# [What to work on]
Extract every record, exactly as written, and ignore the pictures.

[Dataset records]
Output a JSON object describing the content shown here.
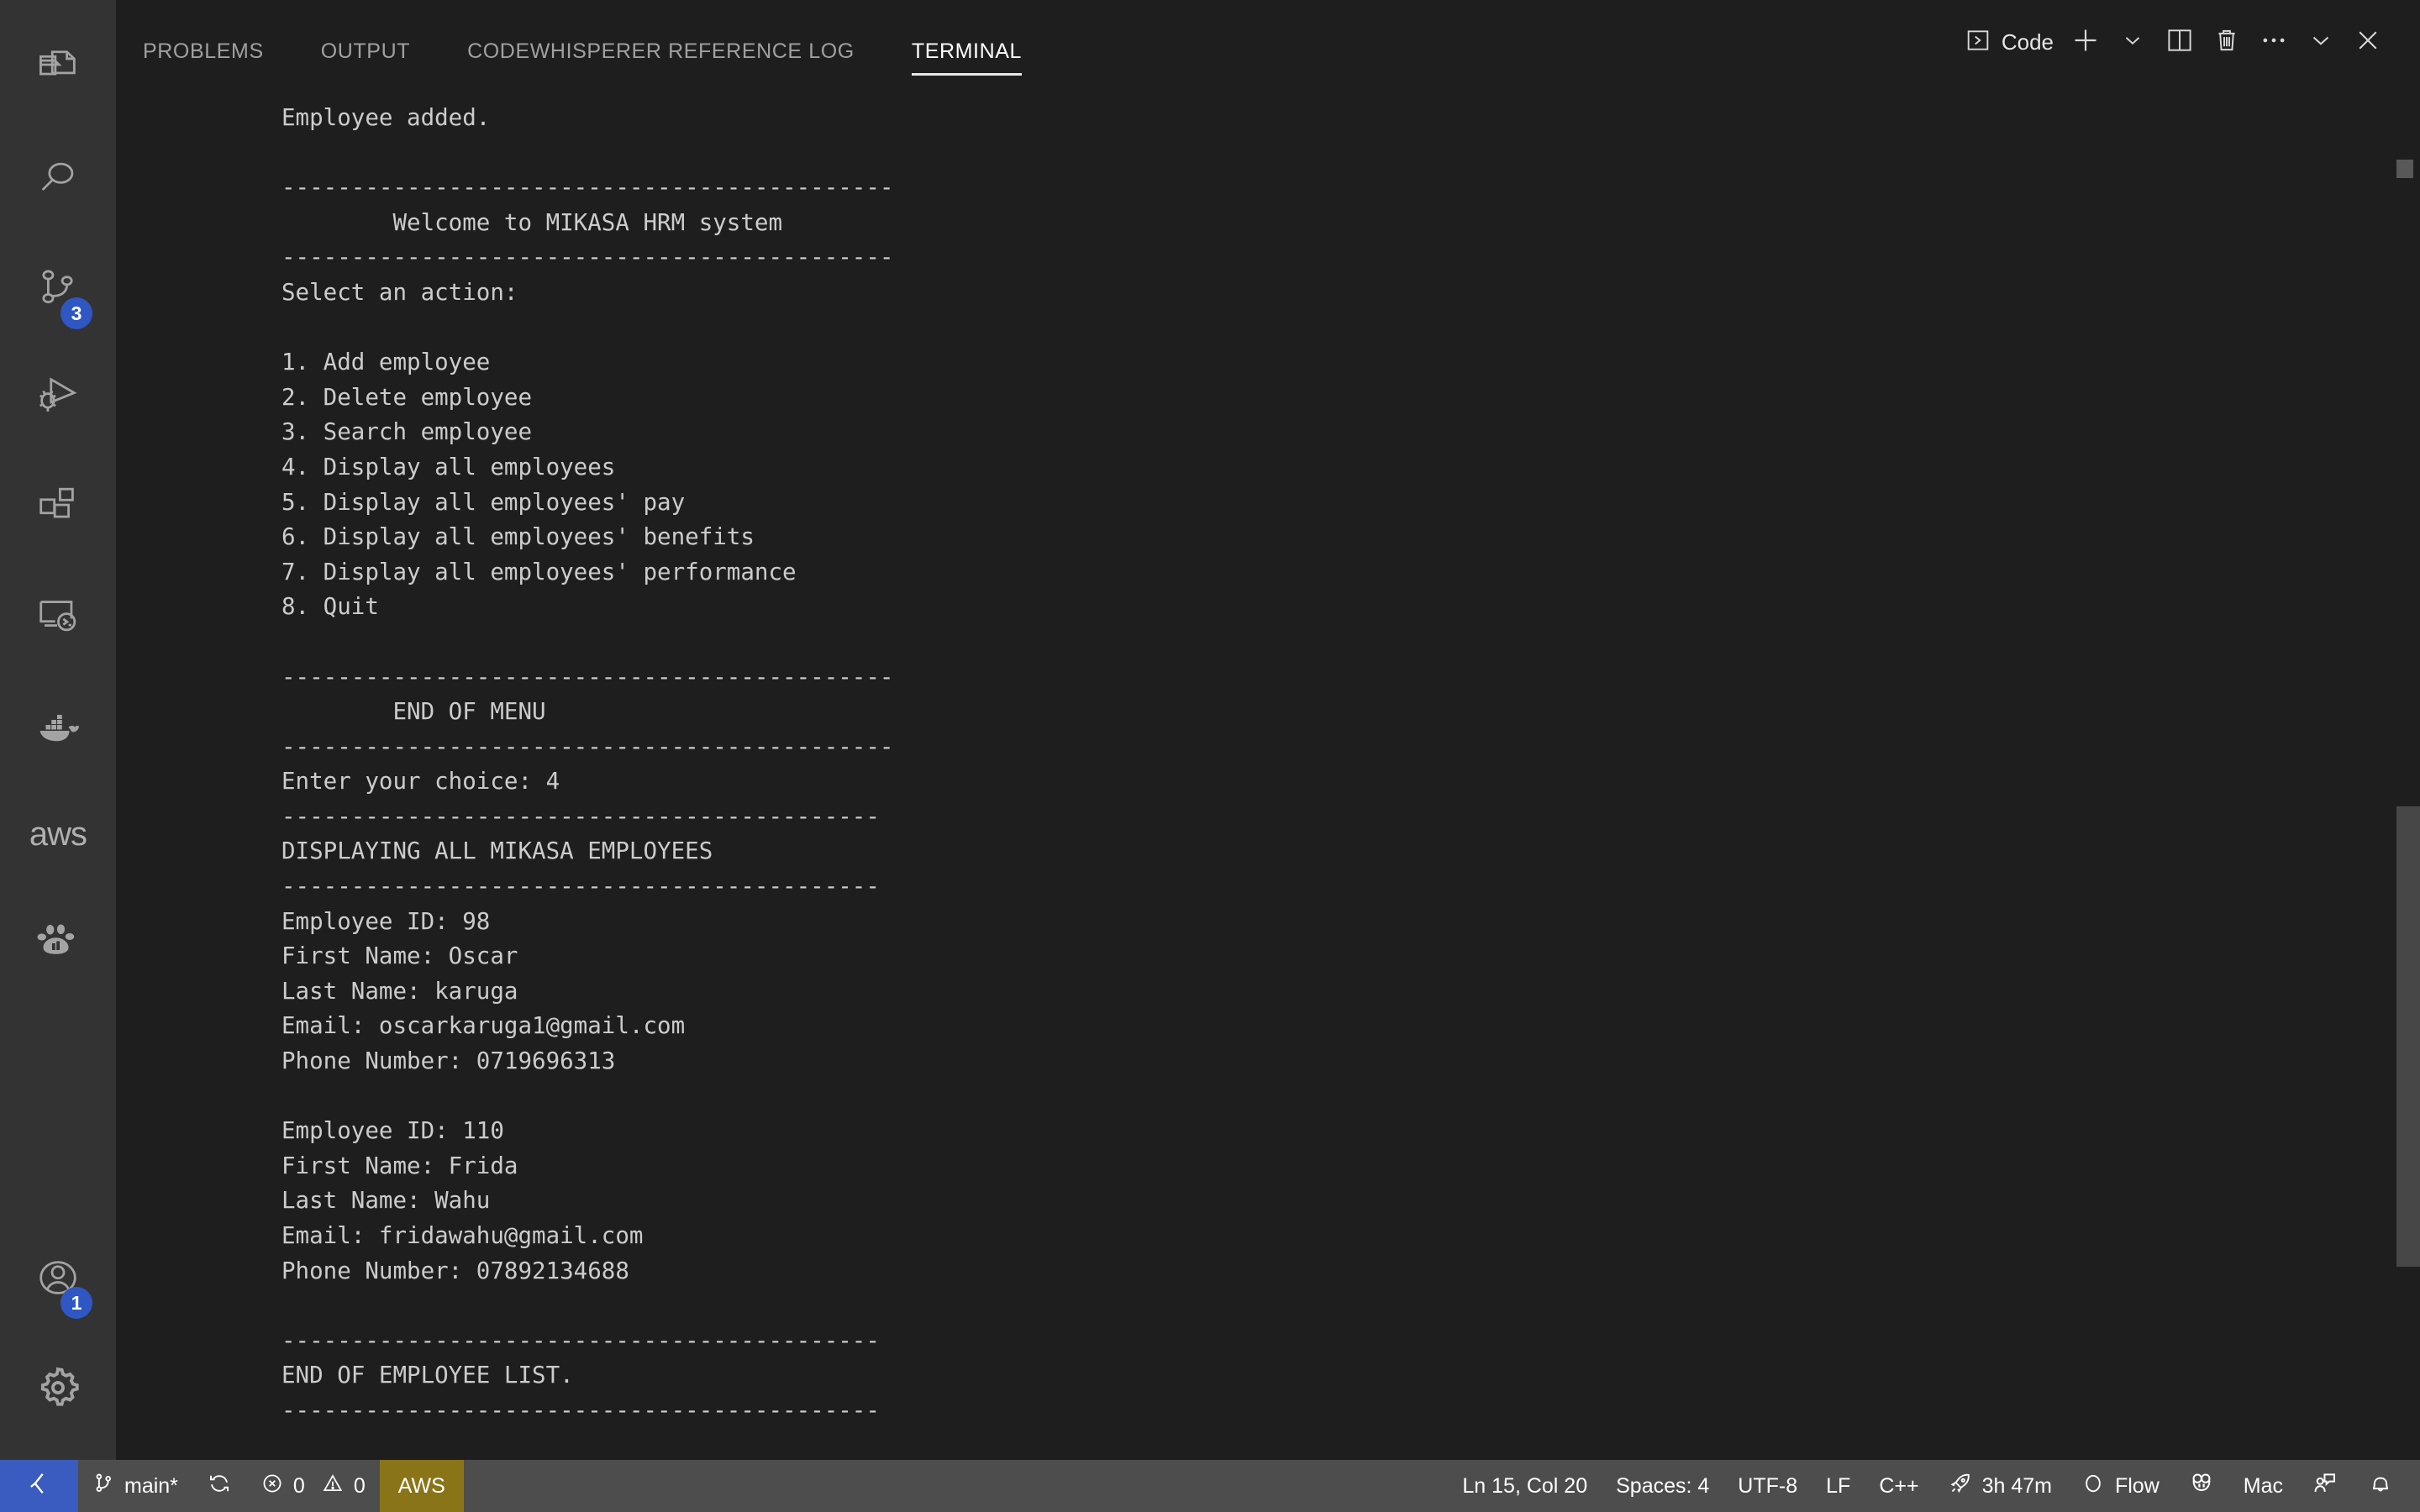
{
  "activity_bar": {
    "items": [
      {
        "name": "explorer",
        "icon": "files-icon",
        "badge": null
      },
      {
        "name": "search",
        "icon": "search-icon",
        "badge": null
      },
      {
        "name": "source-control",
        "icon": "source-control-icon",
        "badge": "3"
      },
      {
        "name": "run-debug",
        "icon": "run-and-debug-icon",
        "badge": null
      },
      {
        "name": "extensions",
        "icon": "extensions-icon",
        "badge": null
      },
      {
        "name": "remote-explorer",
        "icon": "remote-explorer-icon",
        "badge": null
      },
      {
        "name": "docker",
        "icon": "docker-whale-icon",
        "badge": null
      },
      {
        "name": "aws-toolkit",
        "icon": "aws-logo",
        "badge": null,
        "label": "aws"
      },
      {
        "name": "baidu-comate",
        "icon": "paw-print-icon",
        "badge": null
      }
    ],
    "bottom_items": [
      {
        "name": "accounts",
        "icon": "account-icon",
        "badge": "1"
      },
      {
        "name": "settings",
        "icon": "gear-icon",
        "badge": null
      }
    ]
  },
  "panel": {
    "tabs": [
      {
        "label": "PROBLEMS",
        "active": false
      },
      {
        "label": "OUTPUT",
        "active": false
      },
      {
        "label": "CODEWHISPERER REFERENCE LOG",
        "active": false
      },
      {
        "label": "TERMINAL",
        "active": true
      }
    ],
    "actions": {
      "shell_label": "Code",
      "shell_icon": "terminal-chevron-icon",
      "new_terminal_icon": "plus-icon",
      "new_terminal_dropdown_icon": "chevron-down-icon",
      "split_icon": "split-editor-icon",
      "kill_icon": "trash-icon",
      "views_icon": "ellipsis-icon",
      "hide_icon": "chevron-down-icon",
      "close_icon": "close-icon"
    }
  },
  "terminal": {
    "lines": [
      "Employee added.",
      "",
      "--------------------------------------------",
      "        Welcome to MIKASA HRM system",
      "--------------------------------------------",
      "Select an action:",
      "",
      "1. Add employee",
      "2. Delete employee",
      "3. Search employee",
      "4. Display all employees",
      "5. Display all employees' pay",
      "6. Display all employees' benefits",
      "7. Display all employees' performance",
      "8. Quit",
      "",
      "--------------------------------------------",
      "        END OF MENU",
      "--------------------------------------------",
      "Enter your choice: 4",
      "-------------------------------------------",
      "DISPLAYING ALL MIKASA EMPLOYEES",
      "-------------------------------------------",
      "Employee ID: 98",
      "First Name: Oscar",
      "Last Name: karuga",
      "Email: oscarkaruga1@gmail.com",
      "Phone Number: 0719696313",
      "",
      "Employee ID: 110",
      "First Name: Frida",
      "Last Name: Wahu",
      "Email: fridawahu@gmail.com",
      "Phone Number: 07892134688",
      "",
      "-------------------------------------------",
      "END OF EMPLOYEE LIST.",
      "-------------------------------------------"
    ]
  },
  "status_bar": {
    "remote_icon": "remote-window-icon",
    "branch_icon": "source-control-branch-icon",
    "branch": "main*",
    "sync_icon": "sync-icon",
    "errors_icon": "error-circle-icon",
    "errors": "0",
    "warnings_icon": "warning-triangle-icon",
    "warnings": "0",
    "aws": "AWS",
    "cursor_position": "Ln 15, Col 20",
    "indentation": "Spaces: 4",
    "encoding": "UTF-8",
    "eol": "LF",
    "language": "C++",
    "wakatime_icon": "rocket-icon",
    "wakatime": "3h 47m",
    "flow_icon": "circle-icon",
    "flow": "Flow",
    "codewhisperer_icon": "codewhisperer-icon",
    "platform": "Mac",
    "feedback_icon": "account-feedback-icon",
    "bell_icon": "bell-icon"
  },
  "colors": {
    "activity_bar_bg": "#333333",
    "panel_bg": "#1e1e1e",
    "status_bar_bg": "#4d4d4d",
    "remote_blue": "#3a5bbf",
    "aws_gold": "#8a7418",
    "badge_blue": "#2f57c4",
    "terminal_fg": "#cccccc"
  }
}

# [Task result]
Output a JSON object describing the content shown here.
{
  "activity_bar": {
    "items": [
      {
        "name": "explorer",
        "icon": "files-icon",
        "badge": null
      },
      {
        "name": "search",
        "icon": "search-icon",
        "badge": null
      },
      {
        "name": "source-control",
        "icon": "source-control-icon",
        "badge": "3"
      },
      {
        "name": "run-debug",
        "icon": "run-and-debug-icon",
        "badge": null
      },
      {
        "name": "extensions",
        "icon": "extensions-icon",
        "badge": null
      },
      {
        "name": "remote-explorer",
        "icon": "remote-explorer-icon",
        "badge": null
      },
      {
        "name": "docker",
        "icon": "docker-whale-icon",
        "badge": null
      },
      {
        "name": "aws-toolkit",
        "icon": "aws-logo",
        "badge": null,
        "label": "aws"
      },
      {
        "name": "baidu-comate",
        "icon": "paw-print-icon",
        "badge": null
      }
    ],
    "bottom_items": [
      {
        "name": "accounts",
        "icon": "account-icon",
        "badge": "1"
      },
      {
        "name": "settings",
        "icon": "gear-icon",
        "badge": null
      }
    ]
  },
  "panel": {
    "tabs": [
      {
        "label": "PROBLEMS",
        "active": false
      },
      {
        "label": "OUTPUT",
        "active": false
      },
      {
        "label": "CODEWHISPERER REFERENCE LOG",
        "active": false
      },
      {
        "label": "TERMINAL",
        "active": true
      }
    ],
    "actions": {
      "shell_label": "Code",
      "shell_icon": "terminal-chevron-icon",
      "new_terminal_icon": "plus-icon",
      "new_terminal_dropdown_icon": "chevron-down-icon",
      "split_icon": "split-editor-icon",
      "kill_icon": "trash-icon",
      "views_icon": "ellipsis-icon",
      "hide_icon": "chevron-down-icon",
      "close_icon": "close-icon"
    }
  },
  "terminal": {
    "lines": [
      "Employee added.",
      "",
      "--------------------------------------------",
      "        Welcome to MIKASA HRM system",
      "--------------------------------------------",
      "Select an action:",
      "",
      "1. Add employee",
      "2. Delete employee",
      "3. Search employee",
      "4. Display all employees",
      "5. Display all employees' pay",
      "6. Display all employees' benefits",
      "7. Display all employees' performance",
      "8. Quit",
      "",
      "--------------------------------------------",
      "        END OF MENU",
      "--------------------------------------------",
      "Enter your choice: 4",
      "-------------------------------------------",
      "DISPLAYING ALL MIKASA EMPLOYEES",
      "-------------------------------------------",
      "Employee ID: 98",
      "First Name: Oscar",
      "Last Name: karuga",
      "Email: oscarkaruga1@gmail.com",
      "Phone Number: 0719696313",
      "",
      "Employee ID: 110",
      "First Name: Frida",
      "Last Name: Wahu",
      "Email: fridawahu@gmail.com",
      "Phone Number: 07892134688",
      "",
      "-------------------------------------------",
      "END OF EMPLOYEE LIST.",
      "-------------------------------------------"
    ]
  },
  "status_bar": {
    "remote_icon": "remote-window-icon",
    "branch_icon": "source-control-branch-icon",
    "branch": "main*",
    "sync_icon": "sync-icon",
    "errors_icon": "error-circle-icon",
    "errors": "0",
    "warnings_icon": "warning-triangle-icon",
    "warnings": "0",
    "aws": "AWS",
    "cursor_position": "Ln 15, Col 20",
    "indentation": "Spaces: 4",
    "encoding": "UTF-8",
    "eol": "LF",
    "language": "C++",
    "wakatime_icon": "rocket-icon",
    "wakatime": "3h 47m",
    "flow_icon": "circle-icon",
    "flow": "Flow",
    "codewhisperer_icon": "codewhisperer-icon",
    "platform": "Mac",
    "feedback_icon": "account-feedback-icon",
    "bell_icon": "bell-icon"
  },
  "colors": {
    "activity_bar_bg": "#333333",
    "panel_bg": "#1e1e1e",
    "status_bar_bg": "#4d4d4d",
    "remote_blue": "#3a5bbf",
    "aws_gold": "#8a7418",
    "badge_blue": "#2f57c4",
    "terminal_fg": "#cccccc"
  }
}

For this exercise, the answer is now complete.